(A block of data)
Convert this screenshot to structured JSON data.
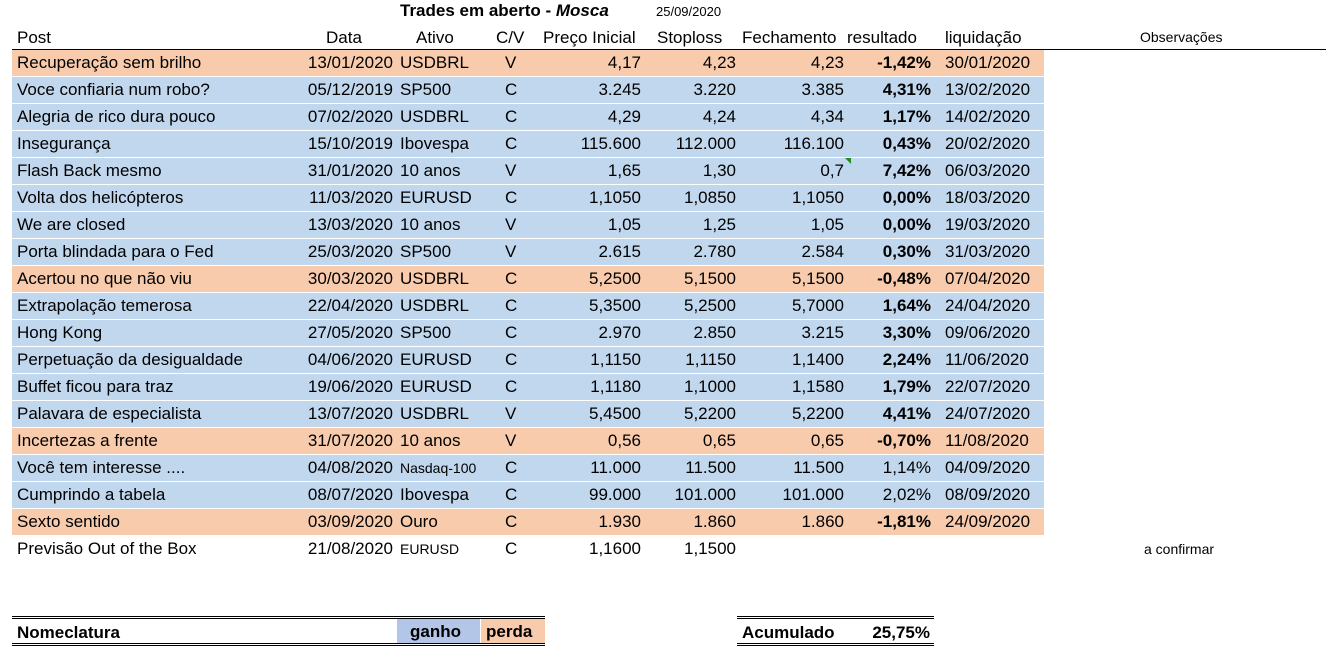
{
  "title": {
    "main": "Trades em aberto",
    "separator": " - ",
    "emph": "Mosca",
    "date": "25/09/2020"
  },
  "headers": {
    "post": "Post",
    "data": "Data",
    "ativo": "Ativo",
    "cv": "C/V",
    "preco": "Preço Inicial",
    "stop": "Stoploss",
    "fech": "Fechamento",
    "res": "resultado",
    "liq": "liquidação",
    "obs": "Observações"
  },
  "rows": [
    {
      "status": "loss",
      "post": "Recuperação sem brilho",
      "data": "13/01/2020",
      "ativo": "USDBRL",
      "cv": "V",
      "preco": "4,17",
      "stop": "4,23",
      "fech": "4,23",
      "res": "-1,42%",
      "liq": "30/01/2020"
    },
    {
      "status": "gain",
      "post": "Voce confiaria num robo?",
      "data": "05/12/2019",
      "ativo": "SP500",
      "cv": "C",
      "preco": "3.245",
      "stop": "3.220",
      "fech": "3.385",
      "res": "4,31%",
      "liq": "13/02/2020"
    },
    {
      "status": "gain",
      "post": "Alegria de rico dura pouco",
      "data": "07/02/2020",
      "ativo": "USDBRL",
      "cv": "C",
      "preco": "4,29",
      "stop": "4,24",
      "fech": "4,34",
      "res": "1,17%",
      "liq": "14/02/2020"
    },
    {
      "status": "gain",
      "post": "Insegurança",
      "data": "15/10/2019",
      "ativo": "Ibovespa",
      "cv": "C",
      "preco": "115.600",
      "stop": "112.000",
      "fech": "116.100",
      "res": "0,43%",
      "liq": "20/02/2020"
    },
    {
      "status": "gain",
      "post": "Flash Back mesmo",
      "data": "31/01/2020",
      "ativo": "10 anos",
      "cv": "V",
      "preco": "1,65",
      "stop": "1,30",
      "fech": "0,7",
      "res": "7,42%",
      "liq": "06/03/2020"
    },
    {
      "status": "gain",
      "post": "Volta dos helicópteros",
      "data": "11/03/2020",
      "ativo": "EURUSD",
      "cv": "C",
      "preco": "1,1050",
      "stop": "1,0850",
      "fech": "1,1050",
      "res": "0,00%",
      "liq": "18/03/2020"
    },
    {
      "status": "gain",
      "post": "We are closed",
      "data": "13/03/2020",
      "ativo": "10 anos",
      "cv": "V",
      "preco": "1,05",
      "stop": "1,25",
      "fech": "1,05",
      "res": "0,00%",
      "liq": "19/03/2020"
    },
    {
      "status": "gain",
      "post": "Porta blindada para o Fed",
      "data": "25/03/2020",
      "ativo": "SP500",
      "cv": "V",
      "preco": "2.615",
      "stop": "2.780",
      "fech": "2.584",
      "res": "0,30%",
      "liq": "31/03/2020"
    },
    {
      "status": "loss",
      "post": "Acertou no que não viu",
      "data": "30/03/2020",
      "ativo": "USDBRL",
      "cv": "C",
      "preco": "5,2500",
      "stop": "5,1500",
      "fech": "5,1500",
      "res": "-0,48%",
      "liq": "07/04/2020"
    },
    {
      "status": "gain",
      "post": "Extrapolação temerosa",
      "data": "22/04/2020",
      "ativo": "USDBRL",
      "cv": "C",
      "preco": "5,3500",
      "stop": "5,2500",
      "fech": "5,7000",
      "res": "1,64%",
      "liq": "24/04/2020"
    },
    {
      "status": "gain",
      "post": "Hong Kong",
      "data": "27/05/2020",
      "ativo": "SP500",
      "cv": "C",
      "preco": "2.970",
      "stop": "2.850",
      "fech": "3.215",
      "res": "3,30%",
      "liq": "09/06/2020"
    },
    {
      "status": "gain",
      "post": "Perpetuação da desigualdade",
      "data": "04/06/2020",
      "ativo": "EURUSD",
      "cv": "C",
      "preco": "1,1150",
      "stop": "1,1150",
      "fech": "1,1400",
      "res": "2,24%",
      "liq": "11/06/2020"
    },
    {
      "status": "gain",
      "post": "Buffet ficou para traz",
      "data": "19/06/2020",
      "ativo": "EURUSD",
      "cv": "C",
      "preco": "1,1180",
      "stop": "1,1000",
      "fech": "1,1580",
      "res": "1,79%",
      "liq": "22/07/2020"
    },
    {
      "status": "gain",
      "post": "Palavara de especialista",
      "data": "13/07/2020",
      "ativo": "USDBRL",
      "cv": "V",
      "preco": "5,4500",
      "stop": "5,2200",
      "fech": "5,2200",
      "res": "4,41%",
      "liq": "24/07/2020"
    },
    {
      "status": "loss",
      "post": "Incertezas a frente",
      "data": "31/07/2020",
      "ativo": "10 anos",
      "cv": "V",
      "preco": "0,56",
      "stop": "0,65",
      "fech": "0,65",
      "res": "-0,70%",
      "liq": "11/08/2020"
    },
    {
      "status": "gain",
      "post": "Você tem interesse ....",
      "data": "04/08/2020",
      "ativo": "Nasdaq-100",
      "cv": "C",
      "preco": "11.000",
      "stop": "11.500",
      "fech": "11.500",
      "res": "1,14%",
      "liq": "04/09/2020"
    },
    {
      "status": "gain",
      "post": "Cumprindo a tabela",
      "data": "08/07/2020",
      "ativo": "Ibovespa",
      "cv": "C",
      "preco": "99.000",
      "stop": "101.000",
      "fech": "101.000",
      "res": "2,02%",
      "liq": "08/09/2020"
    },
    {
      "status": "loss",
      "post": "Sexto sentido",
      "data": "03/09/2020",
      "ativo": "Ouro",
      "cv": "C",
      "preco": "1.930",
      "stop": "1.860",
      "fech": "1.860",
      "res": "-1,81%",
      "liq": "24/09/2020"
    },
    {
      "status": "none",
      "post": "Previsão Out of the Box",
      "data": "21/08/2020",
      "ativo": "EURUSD",
      "cv": "C",
      "preco": "1,1600",
      "stop": "1,1500",
      "fech": "",
      "res": "",
      "liq": "",
      "obs": "a confirmar"
    }
  ],
  "footer": {
    "nomenclatura": "Nomeclatura",
    "gain_label": "ganho",
    "loss_label": "perda",
    "acumulado_label": "Acumulado",
    "acumulado_value": "25,75%"
  },
  "colors": {
    "gain": "#c1d7ee",
    "loss": "#f8cbad",
    "legend_gain": "#b4c6e7"
  }
}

■ Objective: Retype each record exactly as it stands, but do not include the pictures.

■ The reply:
Convert this screenshot to structured JSON data.
{
  "title": {
    "main": "Trades em aberto",
    "separator": " - ",
    "emph": "Mosca",
    "date": "25/09/2020"
  },
  "headers": {
    "post": "Post",
    "data": "Data",
    "ativo": "Ativo",
    "cv": "C/V",
    "preco": "Preço Inicial",
    "stop": "Stoploss",
    "fech": "Fechamento",
    "res": "resultado",
    "liq": "liquidação",
    "obs": "Observações"
  },
  "rows": [
    {
      "status": "loss",
      "post": "Recuperação sem brilho",
      "data": "13/01/2020",
      "ativo": "USDBRL",
      "cv": "V",
      "preco": "4,17",
      "stop": "4,23",
      "fech": "4,23",
      "res": "-1,42%",
      "liq": "30/01/2020"
    },
    {
      "status": "gain",
      "post": "Voce confiaria num robo?",
      "data": "05/12/2019",
      "ativo": "SP500",
      "cv": "C",
      "preco": "3.245",
      "stop": "3.220",
      "fech": "3.385",
      "res": "4,31%",
      "liq": "13/02/2020"
    },
    {
      "status": "gain",
      "post": "Alegria de rico dura pouco",
      "data": "07/02/2020",
      "ativo": "USDBRL",
      "cv": "C",
      "preco": "4,29",
      "stop": "4,24",
      "fech": "4,34",
      "res": "1,17%",
      "liq": "14/02/2020"
    },
    {
      "status": "gain",
      "post": "Insegurança",
      "data": "15/10/2019",
      "ativo": "Ibovespa",
      "cv": "C",
      "preco": "115.600",
      "stop": "112.000",
      "fech": "116.100",
      "res": "0,43%",
      "liq": "20/02/2020"
    },
    {
      "status": "gain",
      "post": "Flash Back mesmo",
      "data": "31/01/2020",
      "ativo": "10 anos",
      "cv": "V",
      "preco": "1,65",
      "stop": "1,30",
      "fech": "0,7",
      "res": "7,42%",
      "liq": "06/03/2020"
    },
    {
      "status": "gain",
      "post": "Volta dos helicópteros",
      "data": "11/03/2020",
      "ativo": "EURUSD",
      "cv": "C",
      "preco": "1,1050",
      "stop": "1,0850",
      "fech": "1,1050",
      "res": "0,00%",
      "liq": "18/03/2020"
    },
    {
      "status": "gain",
      "post": "We are closed",
      "data": "13/03/2020",
      "ativo": "10 anos",
      "cv": "V",
      "preco": "1,05",
      "stop": "1,25",
      "fech": "1,05",
      "res": "0,00%",
      "liq": "19/03/2020"
    },
    {
      "status": "gain",
      "post": "Porta blindada para o Fed",
      "data": "25/03/2020",
      "ativo": "SP500",
      "cv": "V",
      "preco": "2.615",
      "stop": "2.780",
      "fech": "2.584",
      "res": "0,30%",
      "liq": "31/03/2020"
    },
    {
      "status": "loss",
      "post": "Acertou no que não viu",
      "data": "30/03/2020",
      "ativo": "USDBRL",
      "cv": "C",
      "preco": "5,2500",
      "stop": "5,1500",
      "fech": "5,1500",
      "res": "-0,48%",
      "liq": "07/04/2020"
    },
    {
      "status": "gain",
      "post": "Extrapolação temerosa",
      "data": "22/04/2020",
      "ativo": "USDBRL",
      "cv": "C",
      "preco": "5,3500",
      "stop": "5,2500",
      "fech": "5,7000",
      "res": "1,64%",
      "liq": "24/04/2020"
    },
    {
      "status": "gain",
      "post": "Hong Kong",
      "data": "27/05/2020",
      "ativo": "SP500",
      "cv": "C",
      "preco": "2.970",
      "stop": "2.850",
      "fech": "3.215",
      "res": "3,30%",
      "liq": "09/06/2020"
    },
    {
      "status": "gain",
      "post": "Perpetuação da desigualdade",
      "data": "04/06/2020",
      "ativo": "EURUSD",
      "cv": "C",
      "preco": "1,1150",
      "stop": "1,1150",
      "fech": "1,1400",
      "res": "2,24%",
      "liq": "11/06/2020"
    },
    {
      "status": "gain",
      "post": "Buffet ficou para traz",
      "data": "19/06/2020",
      "ativo": "EURUSD",
      "cv": "C",
      "preco": "1,1180",
      "stop": "1,1000",
      "fech": "1,1580",
      "res": "1,79%",
      "liq": "22/07/2020"
    },
    {
      "status": "gain",
      "post": "Palavara de especialista",
      "data": "13/07/2020",
      "ativo": "USDBRL",
      "cv": "V",
      "preco": "5,4500",
      "stop": "5,2200",
      "fech": "5,2200",
      "res": "4,41%",
      "liq": "24/07/2020"
    },
    {
      "status": "loss",
      "post": "Incertezas a frente",
      "data": "31/07/2020",
      "ativo": "10 anos",
      "cv": "V",
      "preco": "0,56",
      "stop": "0,65",
      "fech": "0,65",
      "res": "-0,70%",
      "liq": "11/08/2020"
    },
    {
      "status": "gain",
      "post": "Você tem interesse ....",
      "data": "04/08/2020",
      "ativo": "Nasdaq-100",
      "cv": "C",
      "preco": "11.000",
      "stop": "11.500",
      "fech": "11.500",
      "res": "1,14%",
      "liq": "04/09/2020"
    },
    {
      "status": "gain",
      "post": "Cumprindo a tabela",
      "data": "08/07/2020",
      "ativo": "Ibovespa",
      "cv": "C",
      "preco": "99.000",
      "stop": "101.000",
      "fech": "101.000",
      "res": "2,02%",
      "liq": "08/09/2020"
    },
    {
      "status": "loss",
      "post": "Sexto sentido",
      "data": "03/09/2020",
      "ativo": "Ouro",
      "cv": "C",
      "preco": "1.930",
      "stop": "1.860",
      "fech": "1.860",
      "res": "-1,81%",
      "liq": "24/09/2020"
    },
    {
      "status": "none",
      "post": "Previsão Out of the Box",
      "data": "21/08/2020",
      "ativo": "EURUSD",
      "cv": "C",
      "preco": "1,1600",
      "stop": "1,1500",
      "fech": "",
      "res": "",
      "liq": "",
      "obs": "a confirmar"
    }
  ],
  "footer": {
    "nomenclatura": "Nomeclatura",
    "gain_label": "ganho",
    "loss_label": "perda",
    "acumulado_label": "Acumulado",
    "acumulado_value": "25,75%"
  },
  "colors": {
    "gain": "#c1d7ee",
    "loss": "#f8cbad",
    "legend_gain": "#b4c6e7"
  }
}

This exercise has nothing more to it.